__EXERCISE DIRECTIONS__
Extract the listing in its entirety, keeping each line identical to the original.

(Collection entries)
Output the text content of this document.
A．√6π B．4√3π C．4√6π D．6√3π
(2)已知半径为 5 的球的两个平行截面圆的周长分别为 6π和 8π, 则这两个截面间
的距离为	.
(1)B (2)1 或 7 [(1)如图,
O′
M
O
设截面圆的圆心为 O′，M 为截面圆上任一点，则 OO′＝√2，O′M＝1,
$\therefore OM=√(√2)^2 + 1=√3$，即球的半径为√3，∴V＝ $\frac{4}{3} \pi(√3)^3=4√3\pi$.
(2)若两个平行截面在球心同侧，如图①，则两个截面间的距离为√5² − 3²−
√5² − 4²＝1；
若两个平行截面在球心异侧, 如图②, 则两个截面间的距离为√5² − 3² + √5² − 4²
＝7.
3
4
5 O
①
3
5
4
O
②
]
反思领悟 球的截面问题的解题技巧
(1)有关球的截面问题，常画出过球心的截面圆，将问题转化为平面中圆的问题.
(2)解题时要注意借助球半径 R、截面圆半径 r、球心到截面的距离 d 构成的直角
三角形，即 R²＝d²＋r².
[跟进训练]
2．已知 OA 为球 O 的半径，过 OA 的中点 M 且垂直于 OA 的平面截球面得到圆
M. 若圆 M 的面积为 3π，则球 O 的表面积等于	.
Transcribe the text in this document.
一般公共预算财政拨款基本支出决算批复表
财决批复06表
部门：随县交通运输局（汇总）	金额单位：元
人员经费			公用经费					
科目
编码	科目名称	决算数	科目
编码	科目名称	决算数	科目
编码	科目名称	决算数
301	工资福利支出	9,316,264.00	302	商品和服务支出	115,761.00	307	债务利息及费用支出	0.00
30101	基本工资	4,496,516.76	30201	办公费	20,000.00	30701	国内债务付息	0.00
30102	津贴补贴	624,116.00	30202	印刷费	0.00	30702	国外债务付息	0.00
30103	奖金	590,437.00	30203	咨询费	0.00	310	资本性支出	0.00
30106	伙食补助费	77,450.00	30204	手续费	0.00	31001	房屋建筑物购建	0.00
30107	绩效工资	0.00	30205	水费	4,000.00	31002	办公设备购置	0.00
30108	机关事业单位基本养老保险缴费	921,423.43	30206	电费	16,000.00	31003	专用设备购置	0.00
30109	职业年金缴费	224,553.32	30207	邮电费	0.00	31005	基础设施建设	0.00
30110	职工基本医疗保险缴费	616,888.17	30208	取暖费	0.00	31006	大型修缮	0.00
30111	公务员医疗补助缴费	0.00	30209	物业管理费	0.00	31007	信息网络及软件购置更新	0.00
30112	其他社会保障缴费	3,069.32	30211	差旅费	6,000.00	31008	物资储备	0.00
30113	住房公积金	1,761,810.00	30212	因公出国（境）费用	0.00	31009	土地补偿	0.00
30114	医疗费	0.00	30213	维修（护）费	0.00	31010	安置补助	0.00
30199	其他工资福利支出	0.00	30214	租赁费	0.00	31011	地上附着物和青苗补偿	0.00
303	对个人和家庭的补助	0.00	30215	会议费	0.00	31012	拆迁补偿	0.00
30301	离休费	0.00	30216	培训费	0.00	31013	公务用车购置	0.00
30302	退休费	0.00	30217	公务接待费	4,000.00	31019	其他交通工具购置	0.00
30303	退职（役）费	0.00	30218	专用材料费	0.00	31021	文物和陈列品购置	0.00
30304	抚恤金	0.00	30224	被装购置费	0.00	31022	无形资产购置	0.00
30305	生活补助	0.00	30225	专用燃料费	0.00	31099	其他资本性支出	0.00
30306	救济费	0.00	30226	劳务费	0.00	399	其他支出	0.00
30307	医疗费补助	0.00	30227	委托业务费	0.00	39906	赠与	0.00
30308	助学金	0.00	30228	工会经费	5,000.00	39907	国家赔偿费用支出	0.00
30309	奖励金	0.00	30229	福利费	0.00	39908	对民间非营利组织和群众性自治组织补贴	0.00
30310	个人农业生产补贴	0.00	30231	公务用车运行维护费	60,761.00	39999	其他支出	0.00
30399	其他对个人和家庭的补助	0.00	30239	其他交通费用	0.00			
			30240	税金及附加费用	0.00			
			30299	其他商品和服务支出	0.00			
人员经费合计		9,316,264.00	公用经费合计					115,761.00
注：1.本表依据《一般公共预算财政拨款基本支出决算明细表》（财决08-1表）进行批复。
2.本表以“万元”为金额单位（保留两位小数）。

__TASK ANSWER__
Output the text content of this document.
A．√6π B．4√3π C．4√6π D．6√3π
(2)已知半径为 5 的球的两个平行截面圆的周长分别为 6π和 8π, 则这两个截面间
的距离为	.
(1)B (2)1 或 7 [(1)如图,
O′
M
O
设截面圆的圆心为 O′，M 为截面圆上任一点，则 OO′＝√2，O′M＝1,
$\therefore OM=√(√2)^2 + 1=√3$，即球的半径为√3，∴V＝ $\frac{4}{3} \pi(√3)^3=4√3\pi$.
(2)若两个平行截面在球心同侧，如图①，则两个截面间的距离为√5² − 3²−
√5² − 4²＝1；
若两个平行截面在球心异侧, 如图②, 则两个截面间的距离为√5² − 3² + √5² − 4²
＝7.
3
4
5 O
①
3
5
4
O
②
]
反思领悟 球的截面问题的解题技巧
(1)有关球的截面问题，常画出过球心的截面圆，将问题转化为平面中圆的问题.
(2)解题时要注意借助球半径 R、截面圆半径 r、球心到截面的距离 d 构成的直角
三角形，即 R²＝d²＋r².
[跟进训练]
2．已知 OA 为球 O 的半径，过 OA 的中点 M 且垂直于 OA 的平面截球面得到圆
M. 若圆 M 的面积为 3π，则球 O 的表面积等于	.
Transcribe the text in this document.
一般公共预算财政拨款基本支出决算批复表
财决批复06表
部门：随县交通运输局（汇总）	金额单位：元
人员经费			公用经费					
科目
编码	科目名称	决算数	科目
编码	科目名称	决算数	科目
编码	科目名称	决算数
301	工资福利支出	9,316,264.00	302	商品和服务支出	115,761.00	307	债务利息及费用支出	0.00
30101	基本工资	4,496,516.76	30201	办公费	20,000.00	30701	国内债务付息	0.00
30102	津贴补贴	624,116.00	30202	印刷费	0.00	30702	国外债务付息	0.00
30103	奖金	590,437.00	30203	咨询费	0.00	310	资本性支出	0.00
30106	伙食补助费	77,450.00	30204	手续费	0.00	31001	房屋建筑物购建	0.00
30107	绩效工资	0.00	30205	水费	4,000.00	31002	办公设备购置	0.00
30108	机关事业单位基本养老保险缴费	921,423.43	30206	电费	16,000.00	31003	专用设备购置	0.00
30109	职业年金缴费	224,553.32	30207	邮电费	0.00	31005	基础设施建设	0.00
30110	职工基本医疗保险缴费	616,888.17	30208	取暖费	0.00	31006	大型修缮	0.00
30111	公务员医疗补助缴费	0.00	30209	物业管理费	0.00	31007	信息网络及软件购置更新	0.00
30112	其他社会保障缴费	3,069.32	30211	差旅费	6,000.00	31008	物资储备	0.00
30113	住房公积金	1,761,810.00	30212	因公出国（境）费用	0.00	31009	土地补偿	0.00
30114	医疗费	0.00	30213	维修（护）费	0.00	31010	安置补助	0.00
30199	其他工资福利支出	0.00	30214	租赁费	0.00	31011	地上附着物和青苗补偿	0.00
303	对个人和家庭的补助	0.00	30215	会议费	0.00	31012	拆迁补偿	0.00
30301	离休费	0.00	30216	培训费	0.00	31013	公务用车购置	0.00
30302	退休费	0.00	30217	公务接待费	4,000.00	31019	其他交通工具购置	0.00
30303	退职（役）费	0.00	30218	专用材料费	0.00	31021	文物和陈列品购置	0.00
30304	抚恤金	0.00	30224	被装购置费	0.00	31022	无形资产购置	0.00
30305	生活补助	0.00	30225	专用燃料费	0.00	31099	其他资本性支出	0.00
30306	救济费	0.00	30226	劳务费	0.00	399	其他支出	0.00
30307	医疗费补助	0.00	30227	委托业务费	0.00	39906	赠与	0.00
30308	助学金	0.00	30228	工会经费	5,000.00	39907	国家赔偿费用支出	0.00
30309	奖励金	0.00	30229	福利费	0.00	39908	对民间非营利组织和群众性自治组织补贴	0.00
30310	个人农业生产补贴	0.00	30231	公务用车运行维护费	60,761.00	39999	其他支出	0.00
30399	其他对个人和家庭的补助	0.00	30239	其他交通费用	0.00			
			30240	税金及附加费用	0.00			
			30299	其他商品和服务支出	0.00			
人员经费合计		9,316,264.00	公用经费合计					115,761.00
注：1.本表依据《一般公共预算财政拨款基本支出决算明细表》（财决08-1表）进行批复。
2.本表以“万元”为金额单位（保留两位小数）。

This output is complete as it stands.